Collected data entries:
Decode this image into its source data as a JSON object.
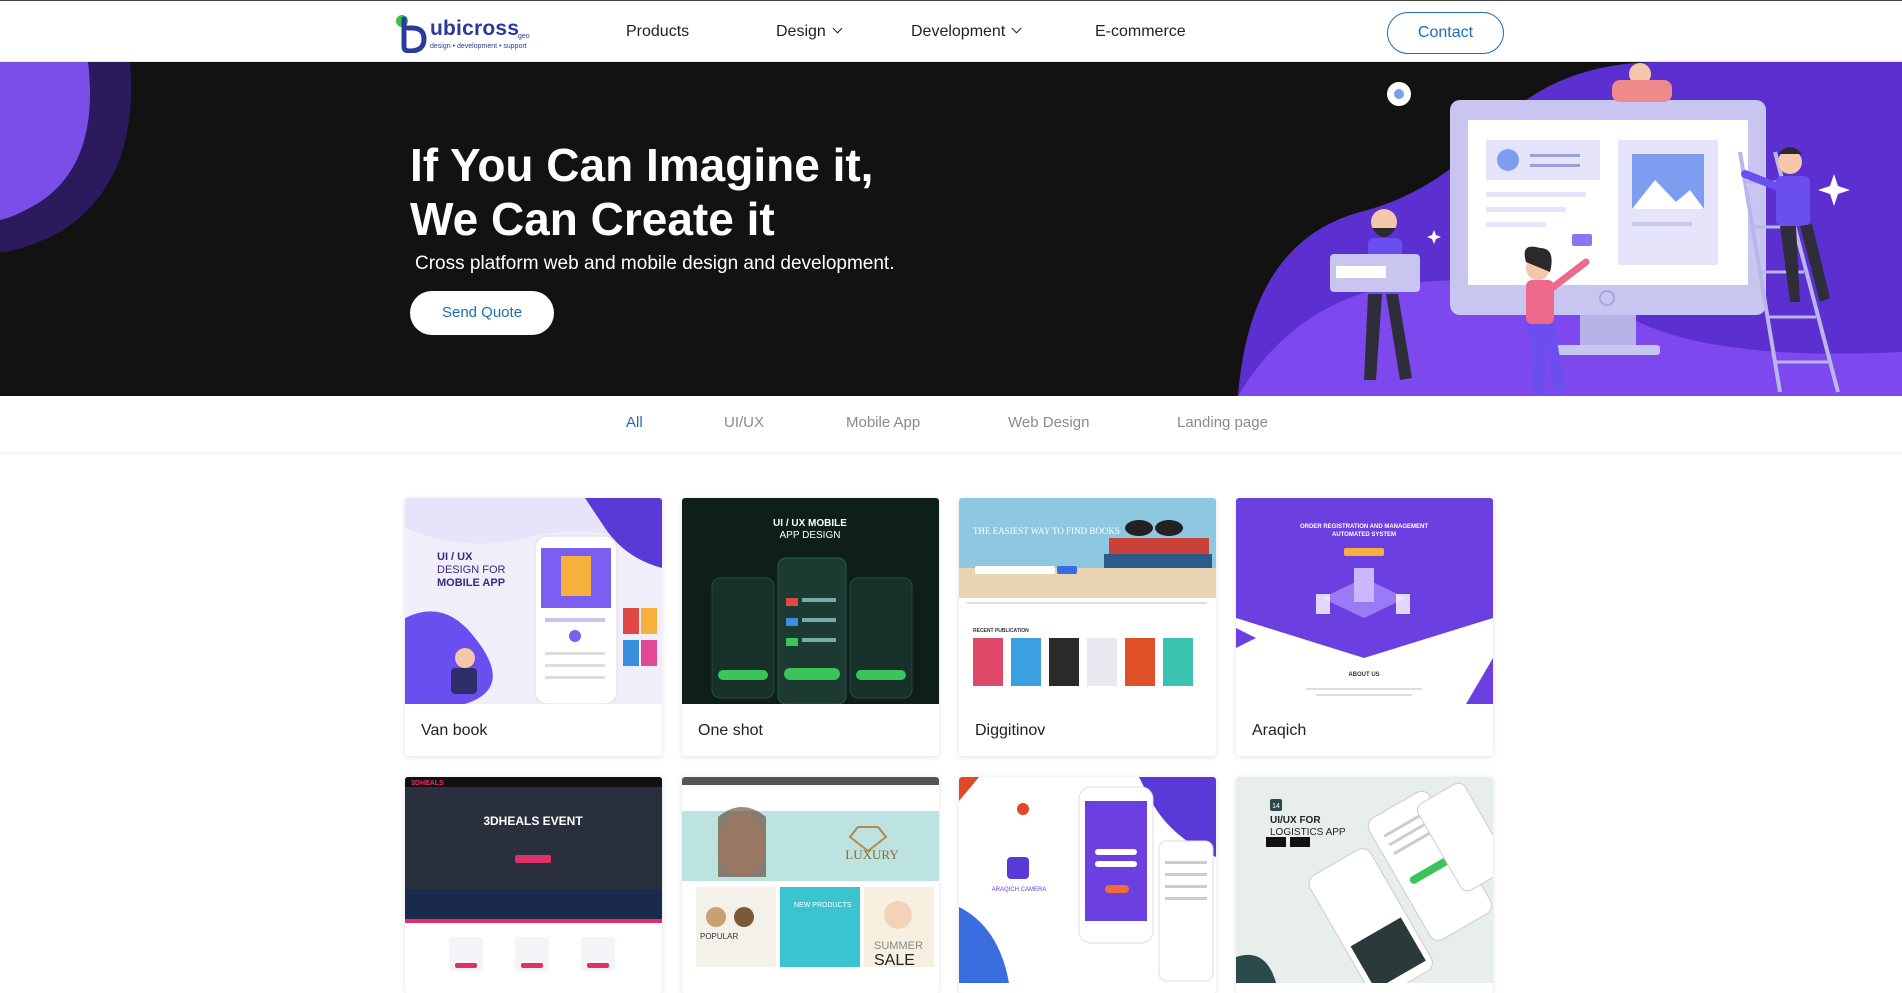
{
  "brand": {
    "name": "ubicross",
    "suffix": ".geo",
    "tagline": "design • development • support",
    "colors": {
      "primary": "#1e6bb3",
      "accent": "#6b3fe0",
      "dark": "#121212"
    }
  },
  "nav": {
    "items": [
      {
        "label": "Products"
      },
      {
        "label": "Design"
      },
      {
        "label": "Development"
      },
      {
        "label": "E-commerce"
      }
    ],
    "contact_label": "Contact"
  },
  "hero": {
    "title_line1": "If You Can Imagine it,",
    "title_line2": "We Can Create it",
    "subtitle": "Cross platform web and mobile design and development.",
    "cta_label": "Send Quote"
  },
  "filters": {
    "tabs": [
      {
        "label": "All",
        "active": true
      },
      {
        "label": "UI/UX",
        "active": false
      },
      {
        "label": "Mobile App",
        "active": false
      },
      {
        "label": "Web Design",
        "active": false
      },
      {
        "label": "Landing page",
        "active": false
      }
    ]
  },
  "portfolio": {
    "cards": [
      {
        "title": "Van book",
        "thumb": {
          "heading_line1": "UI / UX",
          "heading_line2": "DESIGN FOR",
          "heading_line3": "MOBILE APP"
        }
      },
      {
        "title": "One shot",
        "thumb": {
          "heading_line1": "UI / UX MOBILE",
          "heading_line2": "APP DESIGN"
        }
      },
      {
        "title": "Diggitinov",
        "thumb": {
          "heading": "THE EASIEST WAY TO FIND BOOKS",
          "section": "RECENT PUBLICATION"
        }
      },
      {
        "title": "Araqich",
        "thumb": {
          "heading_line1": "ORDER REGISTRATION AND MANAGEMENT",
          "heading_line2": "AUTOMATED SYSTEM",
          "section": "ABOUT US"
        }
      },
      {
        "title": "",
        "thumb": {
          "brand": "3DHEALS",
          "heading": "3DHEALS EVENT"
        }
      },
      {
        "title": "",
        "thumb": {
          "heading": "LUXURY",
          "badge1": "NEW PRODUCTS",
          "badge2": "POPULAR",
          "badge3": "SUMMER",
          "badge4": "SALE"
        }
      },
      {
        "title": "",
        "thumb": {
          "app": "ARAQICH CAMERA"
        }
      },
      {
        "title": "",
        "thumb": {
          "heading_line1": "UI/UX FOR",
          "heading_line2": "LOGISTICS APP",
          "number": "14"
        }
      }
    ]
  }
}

• [GIVEN INSTRUCTION]
All records should be output exactly, with the pictures left out.

• [SOLUTION TO THIS EXERCISE]
Decode this image into its source data as a JSON object.
{
  "brand": {
    "name": "ubicross",
    "suffix": ".geo",
    "tagline": "design • development • support",
    "colors": {
      "primary": "#1e6bb3",
      "accent": "#6b3fe0",
      "dark": "#121212"
    }
  },
  "nav": {
    "items": [
      {
        "label": "Products"
      },
      {
        "label": "Design"
      },
      {
        "label": "Development"
      },
      {
        "label": "E-commerce"
      }
    ],
    "contact_label": "Contact"
  },
  "hero": {
    "title_line1": "If You Can Imagine it,",
    "title_line2": "We Can Create it",
    "subtitle": "Cross platform web and mobile design and development.",
    "cta_label": "Send Quote"
  },
  "filters": {
    "tabs": [
      {
        "label": "All",
        "active": true
      },
      {
        "label": "UI/UX",
        "active": false
      },
      {
        "label": "Mobile App",
        "active": false
      },
      {
        "label": "Web Design",
        "active": false
      },
      {
        "label": "Landing page",
        "active": false
      }
    ]
  },
  "portfolio": {
    "cards": [
      {
        "title": "Van book",
        "thumb": {
          "heading_line1": "UI / UX",
          "heading_line2": "DESIGN FOR",
          "heading_line3": "MOBILE APP"
        }
      },
      {
        "title": "One shot",
        "thumb": {
          "heading_line1": "UI / UX MOBILE",
          "heading_line2": "APP DESIGN"
        }
      },
      {
        "title": "Diggitinov",
        "thumb": {
          "heading": "THE EASIEST WAY TO FIND BOOKS",
          "section": "RECENT PUBLICATION"
        }
      },
      {
        "title": "Araqich",
        "thumb": {
          "heading_line1": "ORDER REGISTRATION AND MANAGEMENT",
          "heading_line2": "AUTOMATED SYSTEM",
          "section": "ABOUT US"
        }
      },
      {
        "title": "",
        "thumb": {
          "brand": "3DHEALS",
          "heading": "3DHEALS EVENT"
        }
      },
      {
        "title": "",
        "thumb": {
          "heading": "LUXURY",
          "badge1": "NEW PRODUCTS",
          "badge2": "POPULAR",
          "badge3": "SUMMER",
          "badge4": "SALE"
        }
      },
      {
        "title": "",
        "thumb": {
          "app": "ARAQICH CAMERA"
        }
      },
      {
        "title": "",
        "thumb": {
          "heading_line1": "UI/UX FOR",
          "heading_line2": "LOGISTICS APP",
          "number": "14"
        }
      }
    ]
  }
}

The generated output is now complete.